**GOAL:**
Restate all of the data exactly.

**DATA:**
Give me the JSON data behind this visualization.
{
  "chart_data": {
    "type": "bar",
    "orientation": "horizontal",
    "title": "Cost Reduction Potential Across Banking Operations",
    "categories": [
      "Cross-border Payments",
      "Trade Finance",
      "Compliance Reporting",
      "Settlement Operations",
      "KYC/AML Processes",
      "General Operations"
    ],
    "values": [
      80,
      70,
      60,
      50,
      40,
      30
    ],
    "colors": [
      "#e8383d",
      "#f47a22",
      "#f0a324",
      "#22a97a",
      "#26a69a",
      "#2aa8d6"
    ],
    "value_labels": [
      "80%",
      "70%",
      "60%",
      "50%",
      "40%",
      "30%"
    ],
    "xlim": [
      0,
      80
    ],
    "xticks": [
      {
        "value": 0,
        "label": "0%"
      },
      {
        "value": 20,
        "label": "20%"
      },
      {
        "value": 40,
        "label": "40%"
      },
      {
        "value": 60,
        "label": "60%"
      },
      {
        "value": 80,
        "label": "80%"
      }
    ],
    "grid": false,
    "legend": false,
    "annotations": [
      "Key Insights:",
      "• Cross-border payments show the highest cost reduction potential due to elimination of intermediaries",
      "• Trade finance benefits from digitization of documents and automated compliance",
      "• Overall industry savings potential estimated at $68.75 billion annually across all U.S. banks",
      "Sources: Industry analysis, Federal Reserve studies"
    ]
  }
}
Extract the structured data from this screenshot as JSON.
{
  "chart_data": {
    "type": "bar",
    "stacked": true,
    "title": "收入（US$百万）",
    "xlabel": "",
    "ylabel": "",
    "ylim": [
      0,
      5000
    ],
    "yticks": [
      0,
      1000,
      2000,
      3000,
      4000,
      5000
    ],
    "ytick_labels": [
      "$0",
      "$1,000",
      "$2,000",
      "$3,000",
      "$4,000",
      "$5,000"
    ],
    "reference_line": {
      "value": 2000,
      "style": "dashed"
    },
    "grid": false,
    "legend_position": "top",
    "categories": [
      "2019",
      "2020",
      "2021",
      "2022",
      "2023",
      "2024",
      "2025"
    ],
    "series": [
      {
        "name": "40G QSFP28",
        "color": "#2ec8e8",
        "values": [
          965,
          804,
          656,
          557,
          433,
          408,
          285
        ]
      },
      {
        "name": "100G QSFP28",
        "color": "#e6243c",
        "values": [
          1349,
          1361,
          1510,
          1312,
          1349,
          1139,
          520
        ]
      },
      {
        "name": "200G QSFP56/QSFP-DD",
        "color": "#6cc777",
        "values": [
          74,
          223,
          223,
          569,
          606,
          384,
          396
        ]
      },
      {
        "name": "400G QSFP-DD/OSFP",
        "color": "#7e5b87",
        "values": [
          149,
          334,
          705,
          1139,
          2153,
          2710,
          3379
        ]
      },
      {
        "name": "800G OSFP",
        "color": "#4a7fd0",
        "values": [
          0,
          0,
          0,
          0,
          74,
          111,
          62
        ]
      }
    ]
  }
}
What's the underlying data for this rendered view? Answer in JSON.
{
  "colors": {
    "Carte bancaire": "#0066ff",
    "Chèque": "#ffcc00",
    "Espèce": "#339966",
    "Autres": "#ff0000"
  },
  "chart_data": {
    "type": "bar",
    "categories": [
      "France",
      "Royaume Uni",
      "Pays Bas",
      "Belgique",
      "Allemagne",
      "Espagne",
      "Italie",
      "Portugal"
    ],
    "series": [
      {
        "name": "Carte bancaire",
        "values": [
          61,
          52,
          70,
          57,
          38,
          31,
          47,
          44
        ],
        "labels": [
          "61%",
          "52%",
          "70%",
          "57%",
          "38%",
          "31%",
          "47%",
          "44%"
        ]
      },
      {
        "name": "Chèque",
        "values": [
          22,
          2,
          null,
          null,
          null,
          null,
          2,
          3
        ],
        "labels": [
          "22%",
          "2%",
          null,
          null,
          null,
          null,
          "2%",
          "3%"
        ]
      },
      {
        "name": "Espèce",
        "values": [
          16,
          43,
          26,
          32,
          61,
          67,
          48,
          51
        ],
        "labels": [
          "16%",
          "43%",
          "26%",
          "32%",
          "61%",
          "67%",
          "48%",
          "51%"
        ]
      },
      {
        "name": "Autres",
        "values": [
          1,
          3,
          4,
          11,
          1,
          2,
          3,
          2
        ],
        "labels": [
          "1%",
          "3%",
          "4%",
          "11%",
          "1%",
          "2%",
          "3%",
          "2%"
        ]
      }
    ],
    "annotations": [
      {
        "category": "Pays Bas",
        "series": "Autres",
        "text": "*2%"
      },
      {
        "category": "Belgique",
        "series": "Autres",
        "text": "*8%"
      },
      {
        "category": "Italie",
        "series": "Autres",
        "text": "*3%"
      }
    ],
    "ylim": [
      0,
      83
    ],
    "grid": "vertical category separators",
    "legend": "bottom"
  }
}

**SOLUTION TO THE PROBLEM:**
Give me the JSON data behind this visualization.
{
  "chart_data": {
    "type": "bar",
    "orientation": "horizontal",
    "title": "Cost Reduction Potential Across Banking Operations",
    "categories": [
      "Cross-border Payments",
      "Trade Finance",
      "Compliance Reporting",
      "Settlement Operations",
      "KYC/AML Processes",
      "General Operations"
    ],
    "values": [
      80,
      70,
      60,
      50,
      40,
      30
    ],
    "colors": [
      "#e8383d",
      "#f47a22",
      "#f0a324",
      "#22a97a",
      "#26a69a",
      "#2aa8d6"
    ],
    "value_labels": [
      "80%",
      "70%",
      "60%",
      "50%",
      "40%",
      "30%"
    ],
    "xlim": [
      0,
      80
    ],
    "xticks": [
      {
        "value": 0,
        "label": "0%"
      },
      {
        "value": 20,
        "label": "20%"
      },
      {
        "value": 40,
        "label": "40%"
      },
      {
        "value": 60,
        "label": "60%"
      },
      {
        "value": 80,
        "label": "80%"
      }
    ],
    "grid": false,
    "legend": false,
    "annotations": [
      "Key Insights:",
      "• Cross-border payments show the highest cost reduction potential due to elimination of intermediaries",
      "• Trade finance benefits from digitization of documents and automated compliance",
      "• Overall industry savings potential estimated at $68.75 billion annually across all U.S. banks",
      "Sources: Industry analysis, Federal Reserve studies"
    ]
  }
}
Extract the structured data from this screenshot as JSON.
{
  "chart_data": {
    "type": "bar",
    "stacked": true,
    "title": "收入（US$百万）",
    "xlabel": "",
    "ylabel": "",
    "ylim": [
      0,
      5000
    ],
    "yticks": [
      0,
      1000,
      2000,
      3000,
      4000,
      5000
    ],
    "ytick_labels": [
      "$0",
      "$1,000",
      "$2,000",
      "$3,000",
      "$4,000",
      "$5,000"
    ],
    "reference_line": {
      "value": 2000,
      "style": "dashed"
    },
    "grid": false,
    "legend_position": "top",
    "categories": [
      "2019",
      "2020",
      "2021",
      "2022",
      "2023",
      "2024",
      "2025"
    ],
    "series": [
      {
        "name": "40G QSFP28",
        "color": "#2ec8e8",
        "values": [
          965,
          804,
          656,
          557,
          433,
          408,
          285
        ]
      },
      {
        "name": "100G QSFP28",
        "color": "#e6243c",
        "values": [
          1349,
          1361,
          1510,
          1312,
          1349,
          1139,
          520
        ]
      },
      {
        "name": "200G QSFP56/QSFP-DD",
        "color": "#6cc777",
        "values": [
          74,
          223,
          223,
          569,
          606,
          384,
          396
        ]
      },
      {
        "name": "400G QSFP-DD/OSFP",
        "color": "#7e5b87",
        "values": [
          149,
          334,
          705,
          1139,
          2153,
          2710,
          3379
        ]
      },
      {
        "name": "800G OSFP",
        "color": "#4a7fd0",
        "values": [
          0,
          0,
          0,
          0,
          74,
          111,
          62
        ]
      }
    ]
  }
}
What's the underlying data for this rendered view? Answer in JSON.
{
  "colors": {
    "Carte bancaire": "#0066ff",
    "Chèque": "#ffcc00",
    "Espèce": "#339966",
    "Autres": "#ff0000"
  },
  "chart_data": {
    "type": "bar",
    "categories": [
      "France",
      "Royaume Uni",
      "Pays Bas",
      "Belgique",
      "Allemagne",
      "Espagne",
      "Italie",
      "Portugal"
    ],
    "series": [
      {
        "name": "Carte bancaire",
        "values": [
          61,
          52,
          70,
          57,
          38,
          31,
          47,
          44
        ],
        "labels": [
          "61%",
          "52%",
          "70%",
          "57%",
          "38%",
          "31%",
          "47%",
          "44%"
        ]
      },
      {
        "name": "Chèque",
        "values": [
          22,
          2,
          null,
          null,
          null,
          null,
          2,
          3
        ],
        "labels": [
          "22%",
          "2%",
          null,
          null,
          null,
          null,
          "2%",
          "3%"
        ]
      },
      {
        "name": "Espèce",
        "values": [
          16,
          43,
          26,
          32,
          61,
          67,
          48,
          51
        ],
        "labels": [
          "16%",
          "43%",
          "26%",
          "32%",
          "61%",
          "67%",
          "48%",
          "51%"
        ]
      },
      {
        "name": "Autres",
        "values": [
          1,
          3,
          4,
          11,
          1,
          2,
          3,
          2
        ],
        "labels": [
          "1%",
          "3%",
          "4%",
          "11%",
          "1%",
          "2%",
          "3%",
          "2%"
        ]
      }
    ],
    "annotations": [
      {
        "category": "Pays Bas",
        "series": "Autres",
        "text": "*2%"
      },
      {
        "category": "Belgique",
        "series": "Autres",
        "text": "*8%"
      },
      {
        "category": "Italie",
        "series": "Autres",
        "text": "*3%"
      }
    ],
    "ylim": [
      0,
      83
    ],
    "grid": "vertical category separators",
    "legend": "bottom"
  }
}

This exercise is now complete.